(Extracted data entries)

━━━

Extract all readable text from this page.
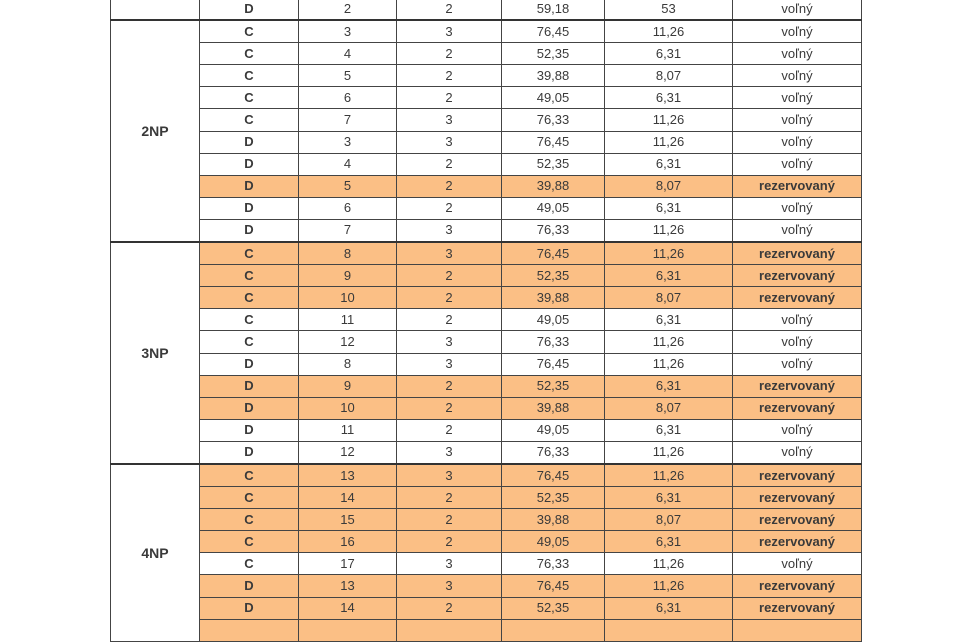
	D	2	2	59,18	53	voľný
2NP	C	3	3	76,45	11,26	voľný
	C	4	2	52,35	6,31	voľný
	C	5	2	39,88	8,07	voľný
	C	6	2	49,05	6,31	voľný
	C	7	3	76,33	11,26	voľný
	D	3	3	76,45	11,26	voľný
	D	4	2	52,35	6,31	voľný
	D	5	2	39,88	8,07	rezervovaný
	D	6	2	49,05	6,31	voľný
	D	7	3	76,33	11,26	voľný
3NP	C	8	3	76,45	11,26	rezervovaný
	C	9	2	52,35	6,31	rezervovaný
	C	10	2	39,88	8,07	rezervovaný
	C	11	2	49,05	6,31	voľný
	C	12	3	76,33	11,26	voľný
	D	8	3	76,45	11,26	voľný
	D	9	2	52,35	6,31	rezervovaný
	D	10	2	39,88	8,07	rezervovaný
	D	11	2	49,05	6,31	voľný
	D	12	3	76,33	11,26	voľný
4NP	C	13	3	76,45	11,26	rezervovaný
	C	14	2	52,35	6,31	rezervovaný
	C	15	2	39,88	8,07	rezervovaný
	C	16	2	49,05	6,31	rezervovaný
	C	17	3	76,33	11,26	voľný
	D	13	3	76,45	11,26	rezervovaný
	D	14	2	52,35	6,31	rezervovaný
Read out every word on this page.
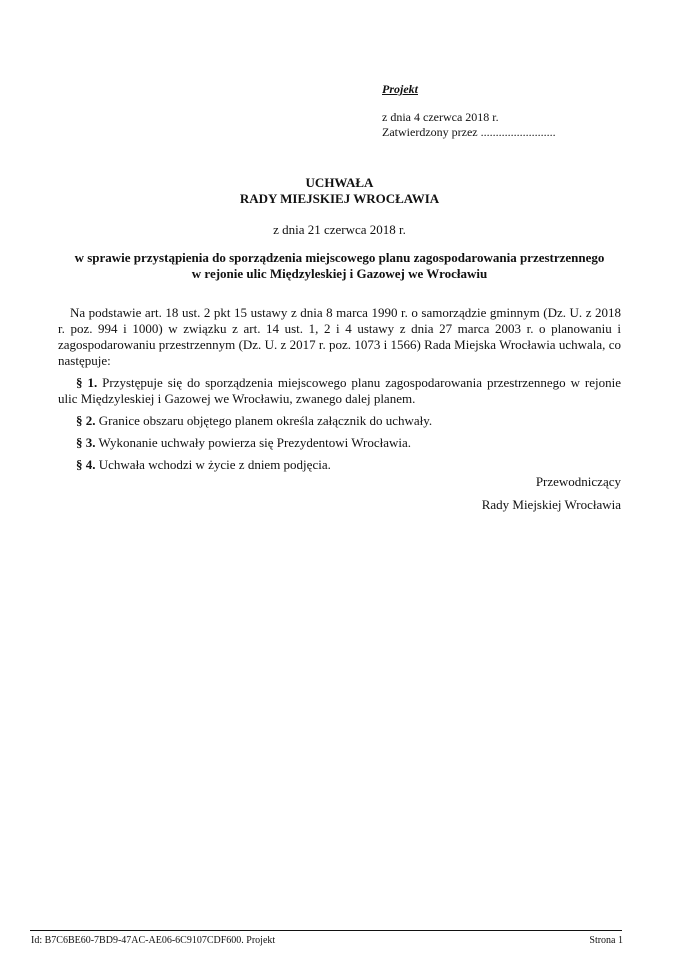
Projekt
z dnia 4 czerwca 2018 r.
Zatwierdzony przez .........................
UCHWAŁA
RADY MIEJSKIEJ WROCŁAWIA
z dnia 21 czerwca 2018 r.
w sprawie przystąpienia do sporządzenia miejscowego planu zagospodarowania przestrzennego
w rejonie ulic Międzyleskiej i Gazowej we Wrocławiu

Na podstawie art. 18 ust. 2 pkt 15 ustawy z dnia 8 marca 1990 r. o samorządzie gminnym (Dz. U. z 2018 r. poz. 994 i 1000) w związku z art. 14 ust. 1, 2 i 4 ustawy z dnia 27 marca 2003 r. o planowaniu i zagospodarowaniu przestrzennym (Dz. U. z 2017 r. poz. 1073 i 1566) Rada Miejska Wrocławia uchwala, co następuje:

§ 1. Przystępuje się do sporządzenia miejscowego planu zagospodarowania przestrzennego w rejonie ulic Międzyleskiej i Gazowej we Wrocławiu, zwanego dalej planem.

§ 2. Granice obszaru objętego planem określa załącznik do uchwały.

§ 3. Wykonanie uchwały powierza się Prezydentowi Wrocławia.

§ 4. Uchwała wchodzi w życie z dniem podjęcia.

Przewodniczący
Rady Miejskiej Wrocławia
Id: B7C6BE60-7BD9-47AC-AE06-6C9107CDF600. Projekt	Strona 1
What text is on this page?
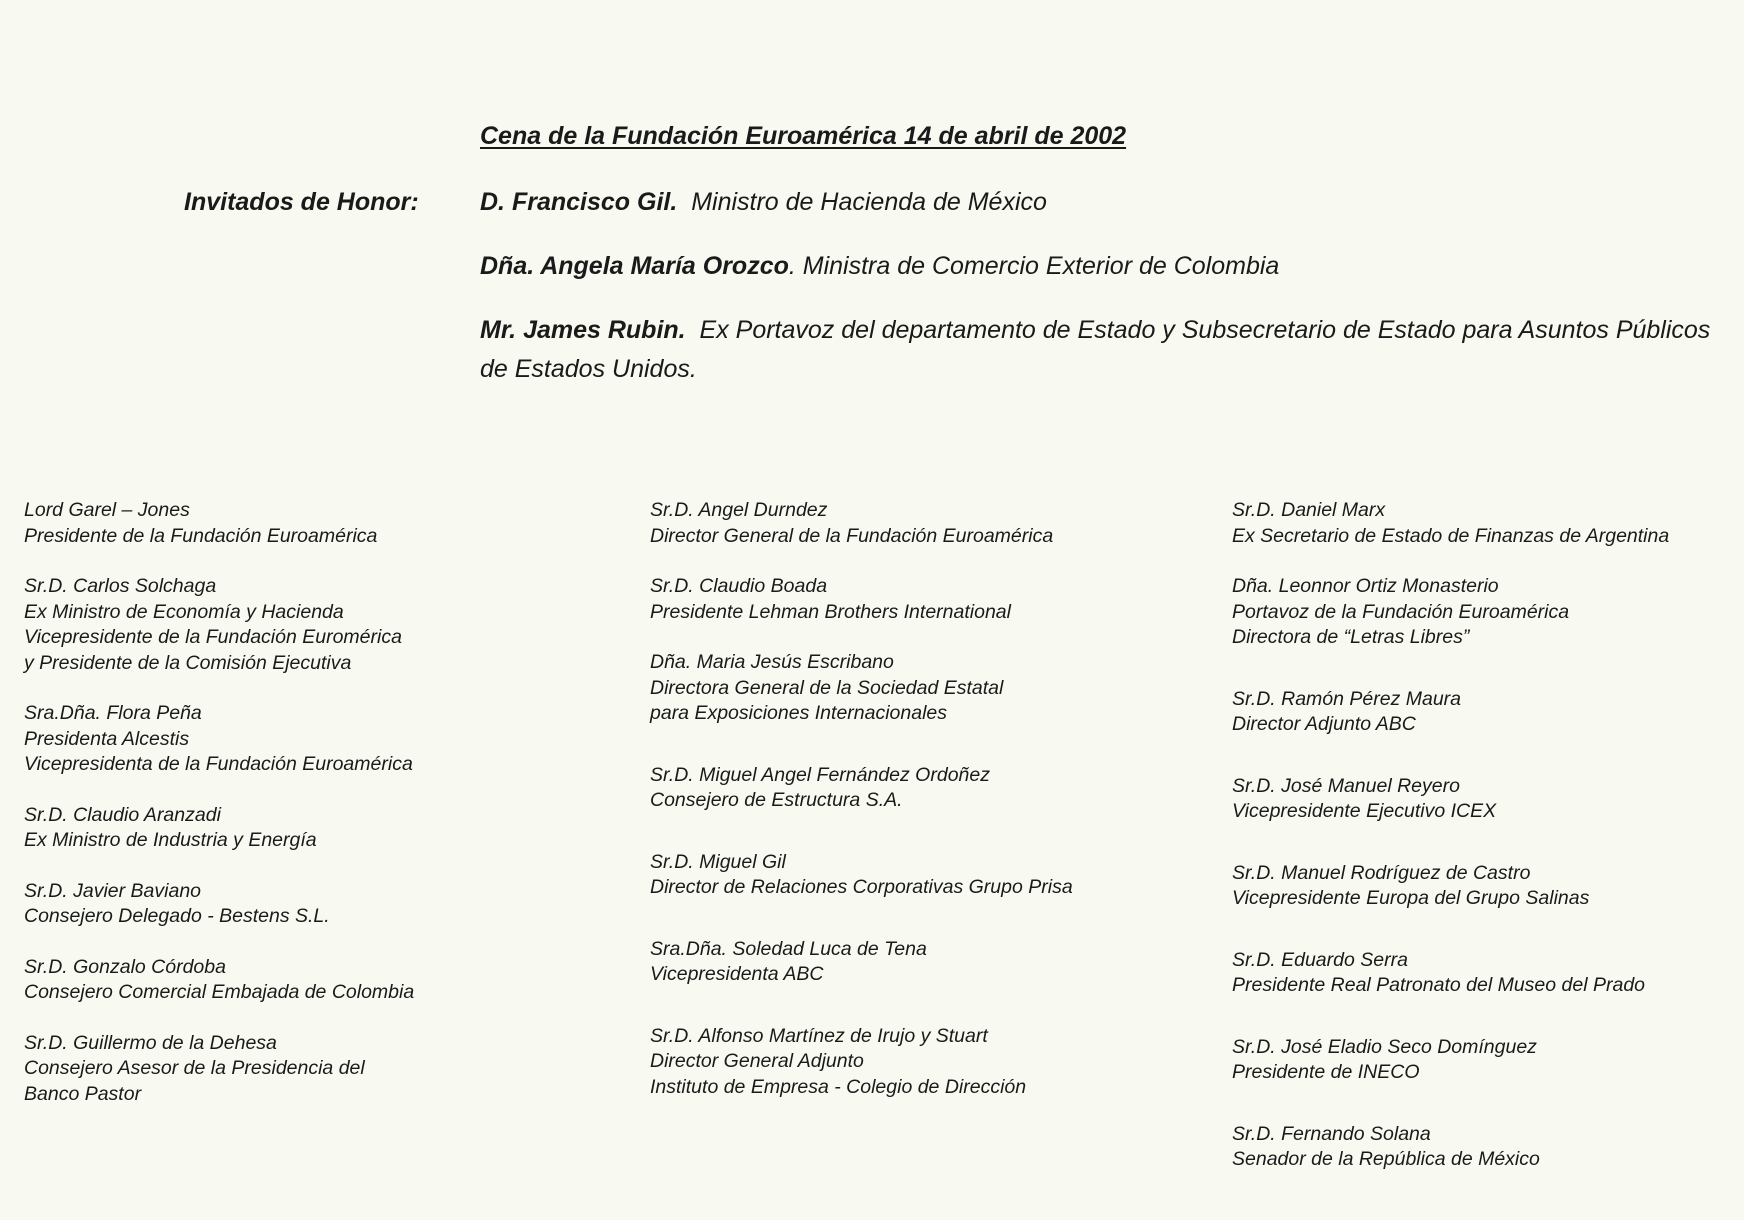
Cena de la Fundación Euroamérica 14 de abril de 2002
Invitados de Honor: D. Francisco Gil. Ministro de Hacienda de México
Dña. Angela María Orozco. Ministra de Comercio Exterior de Colombia
Mr. James Rubin. Ex Portavoz del departamento de Estado y Subsecretario de Estado para Asuntos Públicos de Estados Unidos.
Lord Garel – Jones
Presidente de la Fundación Euroamérica
Sr.D. Carlos Solchaga
Ex Ministro de Economía y Hacienda
Vicepresidente de la Fundación Euromérica
y Presidente de la Comisión Ejecutiva
Sra.Dña. Flora Peña
Presidenta Alcestis
Vicepresidenta de la Fundación Euroamérica
Sr.D. Claudio Aranzadi
Ex Ministro de Industria y Energía
Sr.D. Javier Baviano
Consejero Delegado - Bestens S.L.
Sr.D. Gonzalo Córdoba
Consejero Comercial Embajada de Colombia
Sr.D. Guillermo de la Dehesa
Consejero Asesor de la Presidencia del
Banco Pastor
Sr.D. Angel Durndez
Director General de la Fundación Euroamérica
Sr.D. Claudio Boada
Presidente Lehman Brothers International
Dña. Maria Jesús Escribano
Directora General de la Sociedad Estatal
para Exposiciones Internacionales
Sr.D. Miguel Angel Fernández Ordoñez
Consejero de Estructura S.A.
Sr.D. Miguel Gil
Director de Relaciones Corporativas Grupo Prisa
Sra.Dña. Soledad Luca de Tena
Vicepresidenta ABC
Sr.D. Alfonso Martínez de Irujo y Stuart
Director General Adjunto
Instituto de Empresa - Colegio de Dirección
Sr.D. Daniel Marx
Ex Secretario de Estado de Finanzas de Argentina
Dña. Leonnor Ortiz Monasterio
Portavoz de la Fundación Euroamérica
Directora de “Letras Libres”
Sr.D. Ramón Pérez Maura
Director Adjunto ABC
Sr.D. José Manuel Reyero
Vicepresidente Ejecutivo ICEX
Sr.D. Manuel Rodríguez de Castro
Vicepresidente Europa del Grupo Salinas
Sr.D. Eduardo Serra
Presidente Real Patronato del Museo del Prado
Sr.D. José Eladio Seco Domínguez
Presidente de INECO
Sr.D. Fernando Solana
Senador de la República de México
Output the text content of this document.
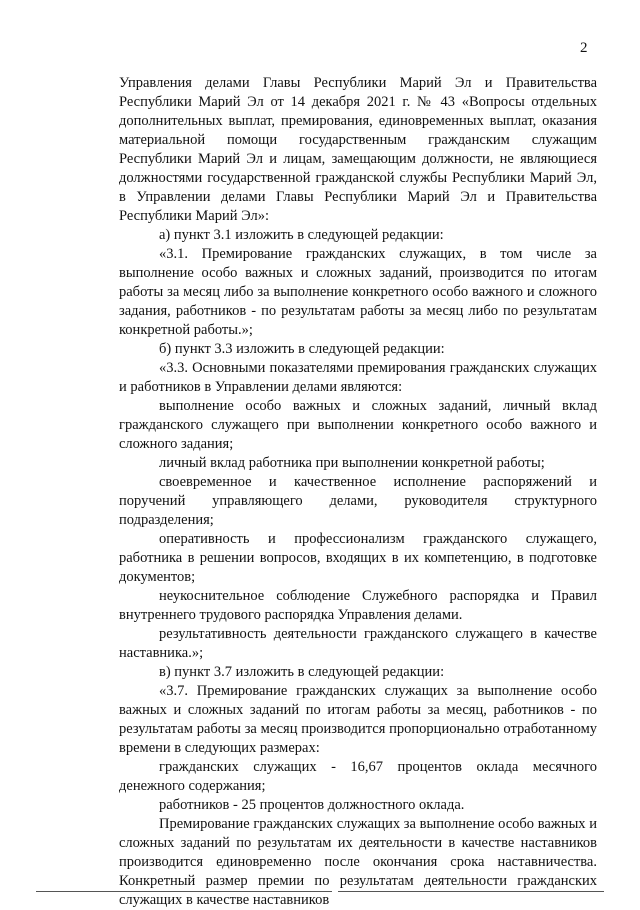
2

Управления делами Главы Республики Марий Эл и Правительства Республики Марий Эл от 14 декабря 2021 г. № 43 «Вопросы отдельных дополнительных выплат, премирования, единовременных выплат, оказания материальной помощи государственным гражданским служащим Республики Марий Эл и лицам, замещающим должности, не являющиеся должностями государственной гражданской службы Республики Марий Эл, в Управлении делами Главы Республики Марий Эл и Правительства Республики Марий Эл»:

а) пункт 3.1 изложить в следующей редакции:

«3.1. Премирование гражданских служащих, в том числе за выполнение особо важных и сложных заданий, производится по итогам работы за месяц либо за выполнение конкретного особо важного и сложного задания, работников - по результатам работы за месяц либо по результатам конкретной работы.»;

б) пункт 3.3 изложить в следующей редакции:

«3.3. Основными показателями премирования гражданских служащих и работников в Управлении делами являются:

выполнение особо важных и сложных заданий, личный вклад гражданского служащего при выполнении конкретного особо важного и сложного задания;

личный вклад работника при выполнении конкретной работы;

своевременное и качественное исполнение распоряжений и поручений управляющего делами, руководителя структурного подразделения;

оперативность и профессионализм гражданского служащего, работника в решении вопросов, входящих в их компетенцию, в подготовке документов;

неукоснительное соблюдение Служебного распорядка и Правил внутреннего трудового распорядка Управления делами.

результативность деятельности гражданского служащего в качестве наставника.»;

в) пункт 3.7 изложить в следующей редакции:

«3.7. Премирование гражданских служащих за выполнение особо важных и сложных заданий по итогам работы за месяц, работников - по результатам работы за месяц производится пропорционально отработанному времени в следующих размерах:

гражданских служащих - 16,67 процентов оклада месячного денежного содержания;

работников - 25 процентов должностного оклада.

Премирование гражданских служащих за выполнение особо важных и сложных заданий по результатам их деятельности в качестве наставников производится единовременно после окончания срока наставничества. Конкретный размер премии по результатам деятельности гражданских служащих в качестве наставников
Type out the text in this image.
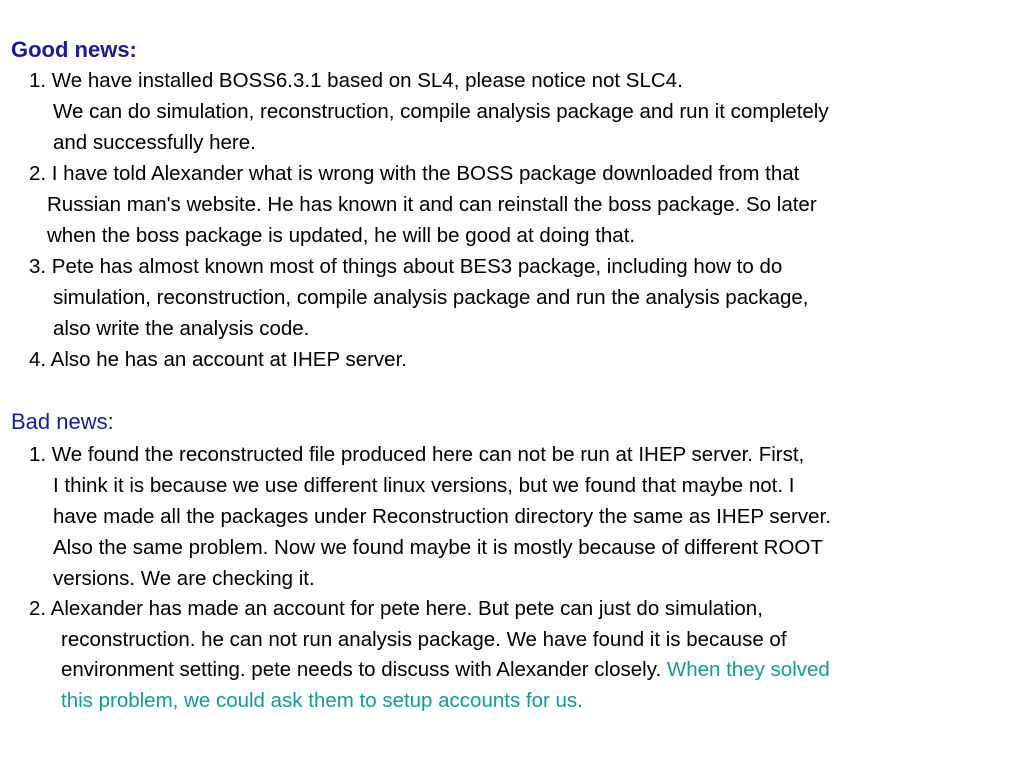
Good news:
1. We have installed BOSS6.3.1 based on SL4, please notice not SLC4.
We can do simulation, reconstruction, compile analysis package and run it completely
and successfully here.
2. I have told Alexander what is wrong with the BOSS package downloaded from that
Russian man's website. He has known it and can reinstall the boss package. So later
when the boss package is updated, he will be good at doing that.
3. Pete has almost known most of things about BES3 package, including how to do
simulation, reconstruction, compile analysis package and run the analysis package,
also write the analysis code.
4. Also he has an account at IHEP server.
Bad news:
1. We found the reconstructed file produced here can not be run at IHEP server. First,
I think it is because we use different linux versions, but we found that maybe not. I
have made all the packages under Reconstruction directory the same as IHEP server.
Also the same problem. Now we found maybe it is mostly because of different ROOT
versions. We are checking it.
2. Alexander has made an account for pete here. But pete can just do simulation,
reconstruction. he can not run analysis package. We have found it is because of
environment setting. pete needs to discuss with Alexander closely. When they solved
this problem, we could ask them to setup accounts for us.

━━━

> _Problem statement_:
Reproduce the records, all of them, word for word; omit the pictures.

> _The output_:
Extract all readable text from this page.
	D	2	2	59,18	53	voľný
2NP	C	3	3	76,45	11,26	voľný
	C	4	2	52,35	6,31	voľný
	C	5	2	39,88	8,07	voľný
	C	6	2	49,05	6,31	voľný
	C	7	3	76,33	11,26	voľný
	D	3	3	76,45	11,26	voľný
	D	4	2	52,35	6,31	voľný
	D	5	2	39,88	8,07	rezervovaný
	D	6	2	49,05	6,31	voľný
	D	7	3	76,33	11,26	voľný
3NP	C	8	3	76,45	11,26	rezervovaný
	C	9	2	52,35	6,31	rezervovaný
	C	10	2	39,88	8,07	rezervovaný
	C	11	2	49,05	6,31	voľný
	C	12	3	76,33	11,26	voľný
	D	8	3	76,45	11,26	voľný
	D	9	2	52,35	6,31	rezervovaný
	D	10	2	39,88	8,07	rezervovaný
	D	11	2	49,05	6,31	voľný
	D	12	3	76,33	11,26	voľný
4NP	C	13	3	76,45	11,26	rezervovaný
	C	14	2	52,35	6,31	rezervovaný
	C	15	2	39,88	8,07	rezervovaný
	C	16	2	49,05	6,31	rezervovaný
	C	17	3	76,33	11,26	voľný
	D	13	3	76,45	11,26	rezervovaný
	D	14	2	52,35	6,31	rezervovaný
Read out every word on this page.
Projekt
z dnia 4 czerwca 2018 r.
Zatwierdzony przez .........................
UCHWAŁA
RADY MIEJSKIEJ WROCŁAWIA
z dnia 21 czerwca 2018 r.
w sprawie przystąpienia do sporządzenia miejscowego planu zagospodarowania przestrzennego
w rejonie ulic Międzyleskiej i Gazowej we Wrocławiu

Na podstawie art. 18 ust. 2 pkt 15 ustawy z dnia 8 marca 1990 r. o samorządzie gminnym (Dz. U. z 2018 r. poz. 994 i 1000) w związku z art. 14 ust. 1, 2 i 4 ustawy z dnia 27 marca 2003 r. o planowaniu i zagospodarowaniu przestrzennym (Dz. U. z 2017 r. poz. 1073 i 1566) Rada Miejska Wrocławia uchwala, co następuje:

§ 1. Przystępuje się do sporządzenia miejscowego planu zagospodarowania przestrzennego w rejonie ulic Międzyleskiej i Gazowej we Wrocławiu, zwanego dalej planem.

§ 2. Granice obszaru objętego planem określa załącznik do uchwały.

§ 3. Wykonanie uchwały powierza się Prezydentowi Wrocławia.

§ 4. Uchwała wchodzi w życie z dniem podjęcia.

Przewodniczący
Rady Miejskiej Wrocławia
Id: B7C6BE60-7BD9-47AC-AE06-6C9107CDF600. Projekt	Strona 1
What text is on this page?
Cena de la Fundación Euroamérica 14 de abril de 2002
Invitados de Honor: D. Francisco Gil. Ministro de Hacienda de México
Dña. Angela María Orozco. Ministra de Comercio Exterior de Colombia
Mr. James Rubin. Ex Portavoz del departamento de Estado y Subsecretario de Estado para Asuntos Públicos de Estados Unidos.
Lord Garel – Jones
Presidente de la Fundación Euroamérica
Sr.D. Carlos Solchaga
Ex Ministro de Economía y Hacienda
Vicepresidente de la Fundación Euromérica
y Presidente de la Comisión Ejecutiva
Sra.Dña. Flora Peña
Presidenta Alcestis
Vicepresidenta de la Fundación Euroamérica
Sr.D. Claudio Aranzadi
Ex Ministro de Industria y Energía
Sr.D. Javier Baviano
Consejero Delegado - Bestens S.L.
Sr.D. Gonzalo Córdoba
Consejero Comercial Embajada de Colombia
Sr.D. Guillermo de la Dehesa
Consejero Asesor de la Presidencia del
Banco Pastor
Sr.D. Angel Durndez
Director General de la Fundación Euroamérica
Sr.D. Claudio Boada
Presidente Lehman Brothers International
Dña. Maria Jesús Escribano
Directora General de la Sociedad Estatal
para Exposiciones Internacionales
Sr.D. Miguel Angel Fernández Ordoñez
Consejero de Estructura S.A.
Sr.D. Miguel Gil
Director de Relaciones Corporativas Grupo Prisa
Sra.Dña. Soledad Luca de Tena
Vicepresidenta ABC
Sr.D. Alfonso Martínez de Irujo y Stuart
Director General Adjunto
Instituto de Empresa - Colegio de Dirección
Sr.D. Daniel Marx
Ex Secretario de Estado de Finanzas de Argentina
Dña. Leonnor Ortiz Monasterio
Portavoz de la Fundación Euroamérica
Directora de “Letras Libres”
Sr.D. Ramón Pérez Maura
Director Adjunto ABC
Sr.D. José Manuel Reyero
Vicepresidente Ejecutivo ICEX
Sr.D. Manuel Rodríguez de Castro
Vicepresidente Europa del Grupo Salinas
Sr.D. Eduardo Serra
Presidente Real Patronato del Museo del Prado
Sr.D. José Eladio Seco Domínguez
Presidente de INECO
Sr.D. Fernando Solana
Senador de la República de México
Output the text content of this document.
2

Управления делами Главы Республики Марий Эл и Правительства Республики Марий Эл от 14 декабря 2021 г. № 43 «Вопросы отдельных дополнительных выплат, премирования, единовременных выплат, оказания материальной помощи государственным гражданским служащим Республики Марий Эл и лицам, замещающим должности, не являющиеся должностями государственной гражданской службы Республики Марий Эл, в Управлении делами Главы Республики Марий Эл и Правительства Республики Марий Эл»:

а) пункт 3.1 изложить в следующей редакции:

«3.1. Премирование гражданских служащих, в том числе за выполнение особо важных и сложных заданий, производится по итогам работы за месяц либо за выполнение конкретного особо важного и сложного задания, работников - по результатам работы за месяц либо по результатам конкретной работы.»;

б) пункт 3.3 изложить в следующей редакции:

«3.3. Основными показателями премирования гражданских служащих и работников в Управлении делами являются:

выполнение особо важных и сложных заданий, личный вклад гражданского служащего при выполнении конкретного особо важного и сложного задания;

личный вклад работника при выполнении конкретной работы;

своевременное и качественное исполнение распоряжений и поручений управляющего делами, руководителя структурного подразделения;

оперативность и профессионализм гражданского служащего, работника в решении вопросов, входящих в их компетенцию, в подготовке документов;

неукоснительное соблюдение Служебного распорядка и Правил внутреннего трудового распорядка Управления делами.

результативность деятельности гражданского служащего в качестве наставника.»;

в) пункт 3.7 изложить в следующей редакции:

«3.7. Премирование гражданских служащих за выполнение особо важных и сложных заданий по итогам работы за месяц, работников - по результатам работы за месяц производится пропорционально отработанному времени в следующих размерах:

гражданских служащих - 16,67 процентов оклада месячного денежного содержания;

работников - 25 процентов должностного оклада.

Премирование гражданских служащих за выполнение особо важных и сложных заданий по результатам их деятельности в качестве наставников производится единовременно после окончания срока наставничества. Конкретный размер премии по результатам деятельности гражданских служащих в качестве наставников
Type out the text in this image.
Good news:
1. We have installed BOSS6.3.1 based on SL4, please notice not SLC4.
We can do simulation, reconstruction, compile analysis package and run it completely
and successfully here.
2. I have told Alexander what is wrong with the BOSS package downloaded from that
Russian man's website. He has known it and can reinstall the boss package. So later
when the boss package is updated, he will be good at doing that.
3. Pete has almost known most of things about BES3 package, including how to do
simulation, reconstruction, compile analysis package and run the analysis package,
also write the analysis code.
4. Also he has an account at IHEP server.
Bad news:
1. We found the reconstructed file produced here can not be run at IHEP server. First,
I think it is because we use different linux versions, but we found that maybe not. I
have made all the packages under Reconstruction directory the same as IHEP server.
Also the same problem. Now we found maybe it is mostly because of different ROOT
versions. We are checking it.
2. Alexander has made an account for pete here. But pete can just do simulation,
reconstruction. he can not run analysis package. We have found it is because of
environment setting. pete needs to discuss with Alexander closely. When they solved
this problem, we could ask them to setup accounts for us.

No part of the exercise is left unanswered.